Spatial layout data
(begin)

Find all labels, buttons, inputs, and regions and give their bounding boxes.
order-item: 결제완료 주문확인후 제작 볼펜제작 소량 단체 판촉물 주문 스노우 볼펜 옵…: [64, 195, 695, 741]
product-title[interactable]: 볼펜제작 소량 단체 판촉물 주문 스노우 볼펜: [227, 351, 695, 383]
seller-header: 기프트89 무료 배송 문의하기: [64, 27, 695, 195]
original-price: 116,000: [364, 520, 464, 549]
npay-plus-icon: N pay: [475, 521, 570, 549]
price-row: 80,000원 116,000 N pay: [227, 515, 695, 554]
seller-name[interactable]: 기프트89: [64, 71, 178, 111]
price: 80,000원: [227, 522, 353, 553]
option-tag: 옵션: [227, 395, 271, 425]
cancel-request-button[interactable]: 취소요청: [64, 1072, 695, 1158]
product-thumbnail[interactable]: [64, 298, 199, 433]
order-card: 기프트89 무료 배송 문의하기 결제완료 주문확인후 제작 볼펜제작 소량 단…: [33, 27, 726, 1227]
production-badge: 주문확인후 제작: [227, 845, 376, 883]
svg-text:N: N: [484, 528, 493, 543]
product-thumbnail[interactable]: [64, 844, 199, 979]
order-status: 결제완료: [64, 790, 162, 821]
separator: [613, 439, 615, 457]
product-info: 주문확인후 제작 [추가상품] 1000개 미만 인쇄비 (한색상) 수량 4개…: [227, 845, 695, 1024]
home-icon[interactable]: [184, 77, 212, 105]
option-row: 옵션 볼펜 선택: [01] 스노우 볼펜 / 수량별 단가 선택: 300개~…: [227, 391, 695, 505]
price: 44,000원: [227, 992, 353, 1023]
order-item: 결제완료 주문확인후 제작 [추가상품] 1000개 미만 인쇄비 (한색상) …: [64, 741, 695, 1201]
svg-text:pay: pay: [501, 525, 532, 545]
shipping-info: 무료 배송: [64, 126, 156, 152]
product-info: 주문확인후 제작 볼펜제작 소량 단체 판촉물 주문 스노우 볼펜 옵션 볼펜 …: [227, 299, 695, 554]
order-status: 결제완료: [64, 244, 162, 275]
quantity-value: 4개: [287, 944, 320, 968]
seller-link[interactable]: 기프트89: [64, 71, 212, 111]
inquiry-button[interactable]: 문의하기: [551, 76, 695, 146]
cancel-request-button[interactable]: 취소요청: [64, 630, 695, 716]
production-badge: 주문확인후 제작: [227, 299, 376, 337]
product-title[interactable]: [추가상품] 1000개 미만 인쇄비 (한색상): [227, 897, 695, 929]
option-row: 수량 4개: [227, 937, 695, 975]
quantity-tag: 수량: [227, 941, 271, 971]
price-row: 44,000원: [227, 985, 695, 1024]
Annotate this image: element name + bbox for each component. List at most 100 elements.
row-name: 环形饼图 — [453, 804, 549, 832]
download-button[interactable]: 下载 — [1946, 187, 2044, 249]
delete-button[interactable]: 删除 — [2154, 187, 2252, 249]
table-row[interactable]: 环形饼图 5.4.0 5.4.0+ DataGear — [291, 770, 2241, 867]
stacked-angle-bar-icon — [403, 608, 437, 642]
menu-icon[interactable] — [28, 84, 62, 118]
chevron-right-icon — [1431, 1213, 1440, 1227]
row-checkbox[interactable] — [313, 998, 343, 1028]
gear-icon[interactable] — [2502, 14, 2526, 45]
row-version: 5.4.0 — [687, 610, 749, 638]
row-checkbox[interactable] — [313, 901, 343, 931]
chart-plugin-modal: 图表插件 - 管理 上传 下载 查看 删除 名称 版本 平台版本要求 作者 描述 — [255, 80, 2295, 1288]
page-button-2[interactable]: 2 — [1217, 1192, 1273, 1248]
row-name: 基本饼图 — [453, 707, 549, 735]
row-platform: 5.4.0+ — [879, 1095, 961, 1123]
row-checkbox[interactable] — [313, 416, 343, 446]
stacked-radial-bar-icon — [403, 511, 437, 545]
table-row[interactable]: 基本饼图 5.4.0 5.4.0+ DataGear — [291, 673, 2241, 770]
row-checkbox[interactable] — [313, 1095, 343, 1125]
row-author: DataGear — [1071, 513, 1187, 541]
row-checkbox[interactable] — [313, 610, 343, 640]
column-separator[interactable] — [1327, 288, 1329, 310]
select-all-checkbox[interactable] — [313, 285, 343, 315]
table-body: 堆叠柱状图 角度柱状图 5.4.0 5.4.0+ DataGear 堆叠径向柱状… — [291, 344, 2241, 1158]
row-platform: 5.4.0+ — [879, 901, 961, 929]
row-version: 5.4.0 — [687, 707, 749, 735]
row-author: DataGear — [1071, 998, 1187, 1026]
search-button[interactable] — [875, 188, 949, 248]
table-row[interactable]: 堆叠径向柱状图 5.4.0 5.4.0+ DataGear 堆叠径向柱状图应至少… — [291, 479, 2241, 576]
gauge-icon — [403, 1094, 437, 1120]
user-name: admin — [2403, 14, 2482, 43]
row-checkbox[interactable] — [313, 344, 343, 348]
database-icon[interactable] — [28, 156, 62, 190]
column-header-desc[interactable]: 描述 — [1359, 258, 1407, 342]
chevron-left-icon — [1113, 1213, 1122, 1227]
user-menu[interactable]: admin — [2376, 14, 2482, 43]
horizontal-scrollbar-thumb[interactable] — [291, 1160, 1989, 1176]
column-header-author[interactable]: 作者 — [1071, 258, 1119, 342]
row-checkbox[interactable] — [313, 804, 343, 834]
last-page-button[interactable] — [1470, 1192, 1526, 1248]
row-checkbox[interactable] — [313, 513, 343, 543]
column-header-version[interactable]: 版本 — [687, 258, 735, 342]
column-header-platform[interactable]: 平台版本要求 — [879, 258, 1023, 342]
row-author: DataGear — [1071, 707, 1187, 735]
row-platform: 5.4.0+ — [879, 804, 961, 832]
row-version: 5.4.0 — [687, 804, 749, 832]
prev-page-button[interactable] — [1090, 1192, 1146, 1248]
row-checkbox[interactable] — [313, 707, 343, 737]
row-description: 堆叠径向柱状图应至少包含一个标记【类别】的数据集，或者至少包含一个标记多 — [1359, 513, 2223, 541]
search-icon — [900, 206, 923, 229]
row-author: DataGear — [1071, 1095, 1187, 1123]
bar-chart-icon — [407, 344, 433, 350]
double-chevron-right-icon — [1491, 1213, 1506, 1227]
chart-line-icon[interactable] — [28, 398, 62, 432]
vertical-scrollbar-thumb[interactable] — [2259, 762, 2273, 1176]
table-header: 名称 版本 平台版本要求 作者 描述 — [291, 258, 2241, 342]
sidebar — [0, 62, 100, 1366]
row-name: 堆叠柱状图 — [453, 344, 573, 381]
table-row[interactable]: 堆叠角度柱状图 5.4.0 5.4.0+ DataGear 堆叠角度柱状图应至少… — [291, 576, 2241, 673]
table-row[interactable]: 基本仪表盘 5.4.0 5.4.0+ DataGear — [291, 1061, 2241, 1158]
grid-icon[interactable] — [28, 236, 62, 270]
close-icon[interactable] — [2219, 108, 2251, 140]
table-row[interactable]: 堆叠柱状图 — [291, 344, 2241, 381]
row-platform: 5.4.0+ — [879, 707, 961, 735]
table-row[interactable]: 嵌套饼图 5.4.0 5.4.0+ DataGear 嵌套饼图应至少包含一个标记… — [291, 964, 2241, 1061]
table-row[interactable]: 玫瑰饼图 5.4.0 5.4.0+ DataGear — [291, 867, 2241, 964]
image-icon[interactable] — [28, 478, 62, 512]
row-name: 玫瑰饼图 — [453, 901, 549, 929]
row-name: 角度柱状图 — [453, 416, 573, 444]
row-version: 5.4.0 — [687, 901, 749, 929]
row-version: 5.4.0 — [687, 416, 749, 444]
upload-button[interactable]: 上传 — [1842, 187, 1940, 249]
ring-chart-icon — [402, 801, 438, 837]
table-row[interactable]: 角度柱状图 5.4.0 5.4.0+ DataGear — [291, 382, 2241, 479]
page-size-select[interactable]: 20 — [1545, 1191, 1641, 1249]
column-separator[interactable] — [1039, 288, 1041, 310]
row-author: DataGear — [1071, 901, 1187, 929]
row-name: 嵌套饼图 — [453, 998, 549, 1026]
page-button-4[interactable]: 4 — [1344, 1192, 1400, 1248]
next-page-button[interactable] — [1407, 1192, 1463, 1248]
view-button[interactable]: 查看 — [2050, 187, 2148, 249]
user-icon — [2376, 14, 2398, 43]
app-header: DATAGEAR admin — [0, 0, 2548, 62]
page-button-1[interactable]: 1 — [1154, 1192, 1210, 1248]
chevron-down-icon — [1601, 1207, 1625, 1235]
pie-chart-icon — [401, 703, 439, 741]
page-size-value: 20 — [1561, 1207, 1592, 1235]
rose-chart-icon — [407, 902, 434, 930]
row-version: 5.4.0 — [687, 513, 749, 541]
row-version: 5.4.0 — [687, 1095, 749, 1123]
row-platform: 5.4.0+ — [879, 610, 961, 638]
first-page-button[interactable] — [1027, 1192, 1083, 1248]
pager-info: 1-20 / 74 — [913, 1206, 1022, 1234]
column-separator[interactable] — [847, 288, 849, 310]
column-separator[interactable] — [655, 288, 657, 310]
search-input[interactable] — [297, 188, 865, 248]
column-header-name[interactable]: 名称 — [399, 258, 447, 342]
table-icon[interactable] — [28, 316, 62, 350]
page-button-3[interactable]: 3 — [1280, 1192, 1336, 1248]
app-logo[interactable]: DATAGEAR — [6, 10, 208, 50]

(end)

**REQUEST**
Retype the lines above without any changes, from the first line of the spatial layout data through the line that contains "download-button[interactable]: 下载 —".

**EXPECTED ANSWER**
Find all labels, buttons, inputs, and regions and give their bounding boxes.
order-item: 결제완료 주문확인후 제작 볼펜제작 소량 단체 판촉물 주문 스노우 볼펜 옵…: [64, 195, 695, 741]
product-title[interactable]: 볼펜제작 소량 단체 판촉물 주문 스노우 볼펜: [227, 351, 695, 383]
seller-header: 기프트89 무료 배송 문의하기: [64, 27, 695, 195]
original-price: 116,000: [364, 520, 464, 549]
npay-plus-icon: N pay: [475, 521, 570, 549]
price-row: 80,000원 116,000 N pay: [227, 515, 695, 554]
seller-name[interactable]: 기프트89: [64, 71, 178, 111]
price: 80,000원: [227, 522, 353, 553]
option-tag: 옵션: [227, 395, 271, 425]
cancel-request-button[interactable]: 취소요청: [64, 1072, 695, 1158]
product-thumbnail[interactable]: [64, 298, 199, 433]
order-card: 기프트89 무료 배송 문의하기 결제완료 주문확인후 제작 볼펜제작 소량 단…: [33, 27, 726, 1227]
production-badge: 주문확인후 제작: [227, 845, 376, 883]
svg-text:N: N: [484, 528, 493, 543]
product-thumbnail[interactable]: [64, 844, 199, 979]
order-status: 결제완료: [64, 790, 162, 821]
separator: [613, 439, 615, 457]
product-info: 주문확인후 제작 [추가상품] 1000개 미만 인쇄비 (한색상) 수량 4개…: [227, 845, 695, 1024]
home-icon[interactable]: [184, 77, 212, 105]
option-row: 옵션 볼펜 선택: [01] 스노우 볼펜 / 수량별 단가 선택: 300개~…: [227, 391, 695, 505]
price: 44,000원: [227, 992, 353, 1023]
order-item: 결제완료 주문확인후 제작 [추가상품] 1000개 미만 인쇄비 (한색상) …: [64, 741, 695, 1201]
svg-text:pay: pay: [501, 525, 532, 545]
shipping-info: 무료 배송: [64, 126, 156, 152]
product-info: 주문확인후 제작 볼펜제작 소량 단체 판촉물 주문 스노우 볼펜 옵션 볼펜 …: [227, 299, 695, 554]
order-status: 결제완료: [64, 244, 162, 275]
quantity-value: 4개: [287, 944, 320, 968]
seller-link[interactable]: 기프트89: [64, 71, 212, 111]
inquiry-button[interactable]: 문의하기: [551, 76, 695, 146]
cancel-request-button[interactable]: 취소요청: [64, 630, 695, 716]
production-badge: 주문확인후 제작: [227, 299, 376, 337]
product-title[interactable]: [추가상품] 1000개 미만 인쇄비 (한색상): [227, 897, 695, 929]
option-row: 수량 4개: [227, 937, 695, 975]
quantity-tag: 수량: [227, 941, 271, 971]
price-row: 44,000원: [227, 985, 695, 1024]
Annotate this image: element name + bbox for each component. List at most 100 elements.
row-name: 环形饼图 — [453, 804, 549, 832]
download-button[interactable]: 下载 — [1946, 187, 2044, 249]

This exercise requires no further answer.